+++ Textabschnitt

Übrigens hat auch Hillary Clinton durchaus Dreck am Stecken. Ich habe sie selbst schon auf Veranstaltungen erlebt. Ich kann wenig mit ihr anfangen. Die Jahrzehnte in der Öffentlichkeit haben ihre Spuren hinterlassen: ihr perfektes Kameralächeln wirkt hart, nicht herzlich. Sie bemüht sich um persönlichen Kontakt, doch auch wenn sie direkt vor einem steht, scheint sie so weit weg. Als Außenministerin benutzte sie verbotener Weise einen privaten Server für ihre Emails und Indizien sprechen dafür, sie habe ihre Position ausgenutzt. Sie habe bevorzugt hochrangigen Menschen eine „Audienz“ gegeben, die sich auch für ihre Stiftung „Clinton Foundation“ engagierten und Millionen spendeten. Doch in Sachen Weltpolitik, weiß sie wovon sich spricht. Im Gegensatz zu ihrem Kontrahenten. Und im Vergleich zum sprunghaften Schaumschläger Trump wirkt sie berechenbar, verantwortungsbewusst, präsidial.

++++++
+++ Vorliegende Auflistungen

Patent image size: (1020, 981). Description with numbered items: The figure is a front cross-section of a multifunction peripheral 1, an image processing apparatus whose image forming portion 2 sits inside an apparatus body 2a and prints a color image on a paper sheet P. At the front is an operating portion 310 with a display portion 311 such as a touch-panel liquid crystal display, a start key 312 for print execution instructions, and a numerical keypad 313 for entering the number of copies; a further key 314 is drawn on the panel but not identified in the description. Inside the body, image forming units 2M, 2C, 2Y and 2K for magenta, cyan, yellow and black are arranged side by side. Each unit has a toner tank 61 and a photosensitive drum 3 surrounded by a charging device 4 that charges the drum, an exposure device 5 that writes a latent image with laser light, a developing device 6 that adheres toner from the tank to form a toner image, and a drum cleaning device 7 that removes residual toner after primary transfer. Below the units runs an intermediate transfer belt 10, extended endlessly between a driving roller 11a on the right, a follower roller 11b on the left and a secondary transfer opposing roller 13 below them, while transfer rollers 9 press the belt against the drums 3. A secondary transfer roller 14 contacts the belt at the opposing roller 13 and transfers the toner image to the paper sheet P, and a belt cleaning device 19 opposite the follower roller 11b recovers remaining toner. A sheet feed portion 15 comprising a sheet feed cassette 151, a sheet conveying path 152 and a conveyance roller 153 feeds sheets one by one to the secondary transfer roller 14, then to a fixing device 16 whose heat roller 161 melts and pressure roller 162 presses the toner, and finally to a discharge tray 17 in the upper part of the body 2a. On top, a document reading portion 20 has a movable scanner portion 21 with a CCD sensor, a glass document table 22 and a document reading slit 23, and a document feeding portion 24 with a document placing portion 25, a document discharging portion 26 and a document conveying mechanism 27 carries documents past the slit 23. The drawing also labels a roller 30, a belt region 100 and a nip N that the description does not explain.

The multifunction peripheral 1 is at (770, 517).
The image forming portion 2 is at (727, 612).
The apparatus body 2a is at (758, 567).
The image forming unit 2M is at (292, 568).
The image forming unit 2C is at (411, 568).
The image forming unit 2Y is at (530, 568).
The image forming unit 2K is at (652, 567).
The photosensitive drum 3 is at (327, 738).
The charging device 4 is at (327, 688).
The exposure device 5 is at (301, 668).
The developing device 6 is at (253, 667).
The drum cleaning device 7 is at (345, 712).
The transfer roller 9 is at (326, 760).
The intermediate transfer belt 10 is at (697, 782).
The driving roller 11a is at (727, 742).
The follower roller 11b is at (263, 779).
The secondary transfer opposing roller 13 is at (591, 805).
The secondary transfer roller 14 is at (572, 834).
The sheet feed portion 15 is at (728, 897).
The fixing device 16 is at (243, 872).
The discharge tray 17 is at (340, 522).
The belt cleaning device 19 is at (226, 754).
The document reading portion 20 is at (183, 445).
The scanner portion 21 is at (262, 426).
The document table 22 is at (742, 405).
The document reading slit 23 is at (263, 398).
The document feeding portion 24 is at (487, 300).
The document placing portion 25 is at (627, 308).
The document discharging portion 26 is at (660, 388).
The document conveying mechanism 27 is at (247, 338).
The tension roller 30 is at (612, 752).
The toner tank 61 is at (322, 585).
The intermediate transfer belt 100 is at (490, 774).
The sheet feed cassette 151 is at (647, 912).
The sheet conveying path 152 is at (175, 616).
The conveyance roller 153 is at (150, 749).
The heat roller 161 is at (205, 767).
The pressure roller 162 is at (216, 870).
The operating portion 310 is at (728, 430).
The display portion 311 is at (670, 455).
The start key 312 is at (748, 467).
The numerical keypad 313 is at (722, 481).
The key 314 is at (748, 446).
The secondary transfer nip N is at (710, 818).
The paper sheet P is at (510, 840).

++++++

▸ **Aufgabenliste**
1. Welche Art von Server nutzte Hillary Clinton laut dem Text über sie als Außenministerin für ihre E-Mails?
2. Nennen Sie alle Eigenschaften, die der Text über Hillary Clinton ihr im Vergleich zu Trump zuschreibt.
3. Führen Sie den Text über Hillary Clinton im Anschluss an seinen letzten Satz fort.

▸ **Antworten je Aufgabe**
1. Einen privaten Server.

2. berechenbar, verantwortungsbewusst, präsidial

3.
Noch 33 Tage, dann hat Amerika die Qual der Wahl. Für mich als Beobachterin eine spannende und zugleich beängstigende Zeit.

Ich wünsche den Amerikanern, dass sie am Ende bei ihrer Wahlentscheidung nicht nur auf die zwei Personen schauen, sondern vor allem auf die Inhalte, die Clinton und Trump vermitteln. Und sich in der Wahlkabine fragen, für welche Werte Amerika stehen soll. Ich wünsche es diesem Land – und meiner kleinen Tochter, die in den USA geboren ist.

Kommentare

Dieser Beitrag hat 2 Kommentare
  • Georg
    5 Okt 2016 Antworten

    Super geschrieben! Ich bin schon so auf Sonntag gespannt, wenn sich die beiden wieder gegenüberstehen ?

  • Sylvia
    6 Okt 2016 Antworten

    Ach das ist so schade. Ich war immer grosser Fan von Obama – auch wenn ich keine Ahnung von Politik habe – habe ich doch bei ihm immer ein gutes Gefühl gehabt. Mal sehen was passiert. Auf die nächsten Deutschen Wahlen bin ich auch gespannt. Ich denke ja da wird sich auch was tun.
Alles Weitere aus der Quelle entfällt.